**Jobs**
a: From the passage on payments for watershed services, quote the part that begins at the words "The results of" and stops after "dialogue and participate.".
b: Print the records exactly, beginning at their first line and ending after the line that contains "logo-subtitle: 零点研究咨询集团 —".

**Quoted text**
— Begin —
A change from subsistence practices towards more sustainable land use could improve the livelihoods of poor upland farmers while, at the same time, protecting the environment and providing a reliable and continuous supply of quality water to users downstream.

A business proposition

In the negotiation process, the service providers and users (or the “sellers” and “buyers”) establish long-term business agreements. These are based upon baseline studies on hydrology and community livelihoods, as well as legal, institutional and economic analyses. These studies help put a price on the costs and benefits involved.

They also help identify potential buyers, such as food or drink processors, hydroelectric companies, associations of water users, or governmental water utilities. Small-scale farmers in upland communities take a seat at the negotiating table, together with downstream commercial, industrial and domestic users. They talk as equal partners and negotiate a Memorandum of Understanding.

The negotiation process is to “restore” or improve a watershed system. Signing this Memorandum marks the end of the first phase of the project. The second phase involves implementing the agreed land use changes in selected “hot spots”, and the monitoring and evaluation of the impact of these changes.

A third phase will start when buyers and sellers of watershed services establish legally binding agreements. By this time, it is expected that there will be sufficient local capacity in place to manage the mechanism, allowing external agents, such as donors, to leave.

An enabling environment

The results of the first phase of the WWF-CARE programme have shown some of the key conditions for equitable PES. There must be:

  • a clear willingness (and capacity) to pay and for people to sell ecosystem services;
  • well-defined property rights;
  • a good understanding of environmental characteristics and linkages;
  • the possibility of keeping transaction costs low by concentrating on groups;
  • mechanisms for regular and contingent payments;
  • appropriate legal frameworks; and
  • willingness to talk to each other, engage in dialogue and participate.

The biggest challenge in establishing a Payment for Watershed Services project is that of generating initial interest from a buyer. The emphasis in many PES schemes has often been on seeking the engagement of service providers. But in such cases it is often difficult to convince buyers that the opportunities are ecologically or economically justified.

To involve potential buyers, the WWF-CARE project has developed compelling business cases which quantify the problems associated with land use in the upper watershed and provide rigorous financial cost-benefit analyses.

The strength of these financial arguments led buyers at all sites to contribute to the development of the project long before, and without any certainties about, the delivery of watershed services started. Another challenge has been ensuring social justice and equity, as poorer households tend to have little or no land and no influence on decision-making at community level.

This issue requires continuous attention and identification of special compensatory or enabling measures. Partnering local communities, local and national NGOs, the private sector and governmental agencies offers a key to success.

Text and Photo: Julio Tresierra

Julio Tresierra is a Peruvian economist. He works as Global Coordinator of the WWF-CARE Equitable PWS programme. E-mail: jtresierra@wwf.nl

More information
Apart from Guatemala, the WWF-CARE project has also had positive results in the Jequetepeque river basin, in northern Peru, and in the Uluguru Mountains, in Tanzania (see www.wwf.nl). Similar approaches are being tried by other organisations. In Kenya, the World Soil Information Centre (ISRIC) and IFAD are collaborating in a green water credits programme, in which farmers in the Upper Tana catchment area are rewarded for sustainable land use by the hydroelectric company KenGen (www.greenwatercredits.info).
— End —
**Dataset content**
— Begin —
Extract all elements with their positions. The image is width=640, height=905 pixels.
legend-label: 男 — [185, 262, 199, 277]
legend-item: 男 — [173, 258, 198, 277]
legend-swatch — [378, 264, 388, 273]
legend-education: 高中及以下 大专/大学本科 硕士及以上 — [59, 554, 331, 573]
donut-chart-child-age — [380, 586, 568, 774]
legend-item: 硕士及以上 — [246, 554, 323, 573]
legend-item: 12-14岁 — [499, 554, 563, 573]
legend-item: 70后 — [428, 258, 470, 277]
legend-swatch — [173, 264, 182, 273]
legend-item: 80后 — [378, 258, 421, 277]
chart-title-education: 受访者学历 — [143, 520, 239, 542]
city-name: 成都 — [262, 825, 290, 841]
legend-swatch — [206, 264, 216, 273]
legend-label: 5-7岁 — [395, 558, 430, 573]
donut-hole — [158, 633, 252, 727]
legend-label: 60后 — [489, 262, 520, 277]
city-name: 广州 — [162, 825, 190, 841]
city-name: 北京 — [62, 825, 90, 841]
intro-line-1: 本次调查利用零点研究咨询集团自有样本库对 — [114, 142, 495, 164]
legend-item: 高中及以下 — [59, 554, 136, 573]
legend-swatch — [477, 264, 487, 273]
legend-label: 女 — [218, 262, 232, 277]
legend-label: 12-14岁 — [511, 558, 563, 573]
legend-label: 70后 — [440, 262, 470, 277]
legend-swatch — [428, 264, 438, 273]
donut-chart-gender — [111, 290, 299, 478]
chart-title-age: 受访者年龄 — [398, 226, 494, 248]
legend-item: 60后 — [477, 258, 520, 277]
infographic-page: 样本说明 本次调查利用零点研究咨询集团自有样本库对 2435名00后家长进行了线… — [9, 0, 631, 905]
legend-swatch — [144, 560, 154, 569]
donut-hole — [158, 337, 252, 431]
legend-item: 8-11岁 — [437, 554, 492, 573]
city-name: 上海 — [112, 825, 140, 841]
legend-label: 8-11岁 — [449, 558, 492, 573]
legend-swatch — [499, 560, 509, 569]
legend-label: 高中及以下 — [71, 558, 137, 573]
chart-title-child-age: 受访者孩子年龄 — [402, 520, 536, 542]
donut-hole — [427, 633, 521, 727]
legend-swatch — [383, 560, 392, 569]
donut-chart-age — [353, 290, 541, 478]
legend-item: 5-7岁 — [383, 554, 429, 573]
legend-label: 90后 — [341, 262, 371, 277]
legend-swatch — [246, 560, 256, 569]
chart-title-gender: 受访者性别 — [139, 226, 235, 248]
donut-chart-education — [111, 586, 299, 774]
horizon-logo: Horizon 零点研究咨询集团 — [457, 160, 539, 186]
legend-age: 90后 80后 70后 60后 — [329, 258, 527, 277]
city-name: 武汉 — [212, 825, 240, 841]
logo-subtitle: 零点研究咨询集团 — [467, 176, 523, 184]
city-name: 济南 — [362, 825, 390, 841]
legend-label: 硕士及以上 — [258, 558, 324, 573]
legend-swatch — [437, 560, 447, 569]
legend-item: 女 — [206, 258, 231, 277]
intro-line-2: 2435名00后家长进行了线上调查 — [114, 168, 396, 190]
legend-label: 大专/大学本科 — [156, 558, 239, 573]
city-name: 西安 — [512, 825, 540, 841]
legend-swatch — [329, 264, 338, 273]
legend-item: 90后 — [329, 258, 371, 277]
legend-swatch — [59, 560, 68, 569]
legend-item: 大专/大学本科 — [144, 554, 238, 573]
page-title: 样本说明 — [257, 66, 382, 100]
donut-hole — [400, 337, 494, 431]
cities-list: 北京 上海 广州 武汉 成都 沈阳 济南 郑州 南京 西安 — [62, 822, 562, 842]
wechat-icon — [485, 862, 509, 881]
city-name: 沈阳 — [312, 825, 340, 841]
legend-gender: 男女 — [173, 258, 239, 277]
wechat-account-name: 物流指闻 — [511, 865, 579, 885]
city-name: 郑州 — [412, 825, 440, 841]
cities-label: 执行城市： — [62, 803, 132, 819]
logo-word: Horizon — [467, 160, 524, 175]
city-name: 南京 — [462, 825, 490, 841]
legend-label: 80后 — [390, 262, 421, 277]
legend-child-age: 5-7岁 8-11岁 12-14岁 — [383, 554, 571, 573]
— End —
**Answers for the exercise**
a:
The results of the first phase of the WWF-CARE programme have shown some of the key conditions for equitable PES. There must be:

  • a clear willingness (and capacity) to pay and for people to sell ecosystem services;
  • well-defined property rights;
  • a good understanding of environmental characteristics and linkages;
  • the possibility of keeping transaction costs low by concentrating on groups;
  • mechanisms for regular and contingent payments;
  • appropriate legal frameworks; and
  • willingness to talk to each other, engage in dialogue and participate.

b:
Extract all elements with their positions. The image is width=640, height=905 pixels.
legend-label: 男 — [185, 262, 199, 277]
legend-item: 男 — [173, 258, 198, 277]
legend-swatch — [378, 264, 388, 273]
legend-education: 高中及以下 大专/大学本科 硕士及以上 — [59, 554, 331, 573]
donut-chart-child-age — [380, 586, 568, 774]
legend-item: 硕士及以上 — [246, 554, 323, 573]
legend-item: 12-14岁 — [499, 554, 563, 573]
legend-item: 70后 — [428, 258, 470, 277]
legend-swatch — [173, 264, 182, 273]
legend-item: 80后 — [378, 258, 421, 277]
chart-title-education: 受访者学历 — [143, 520, 239, 542]
city-name: 成都 — [262, 825, 290, 841]
legend-swatch — [206, 264, 216, 273]
legend-label: 5-7岁 — [395, 558, 430, 573]
donut-hole — [158, 633, 252, 727]
legend-label: 60后 — [489, 262, 520, 277]
city-name: 广州 — [162, 825, 190, 841]
city-name: 北京 — [62, 825, 90, 841]
intro-line-1: 本次调查利用零点研究咨询集团自有样本库对 — [114, 142, 495, 164]
legend-item: 高中及以下 — [59, 554, 136, 573]
legend-swatch — [477, 264, 487, 273]
legend-label: 女 — [218, 262, 232, 277]
legend-label: 12-14岁 — [511, 558, 563, 573]
legend-label: 70后 — [440, 262, 470, 277]
legend-swatch — [428, 264, 438, 273]
donut-chart-gender — [111, 290, 299, 478]
chart-title-age: 受访者年龄 — [398, 226, 494, 248]
legend-item: 60后 — [477, 258, 520, 277]
infographic-page: 样本说明 本次调查利用零点研究咨询集团自有样本库对 2435名00后家长进行了线… — [9, 0, 631, 905]
legend-swatch — [144, 560, 154, 569]
donut-hole — [158, 337, 252, 431]
legend-item: 8-11岁 — [437, 554, 492, 573]
city-name: 上海 — [112, 825, 140, 841]
legend-label: 8-11岁 — [449, 558, 492, 573]
legend-swatch — [499, 560, 509, 569]
legend-label: 高中及以下 — [71, 558, 137, 573]
chart-title-child-age: 受访者孩子年龄 — [402, 520, 536, 542]
donut-hole — [427, 633, 521, 727]
legend-swatch — [383, 560, 392, 569]
donut-chart-age — [353, 290, 541, 478]
legend-item: 5-7岁 — [383, 554, 429, 573]
legend-label: 90后 — [341, 262, 371, 277]
legend-swatch — [246, 560, 256, 569]
chart-title-gender: 受访者性别 — [139, 226, 235, 248]
donut-chart-education — [111, 586, 299, 774]
horizon-logo: Horizon 零点研究咨询集团 — [457, 160, 539, 186]
legend-age: 90后 80后 70后 60后 — [329, 258, 527, 277]
city-name: 武汉 — [212, 825, 240, 841]
logo-subtitle: 零点研究咨询集团 — [467, 176, 523, 184]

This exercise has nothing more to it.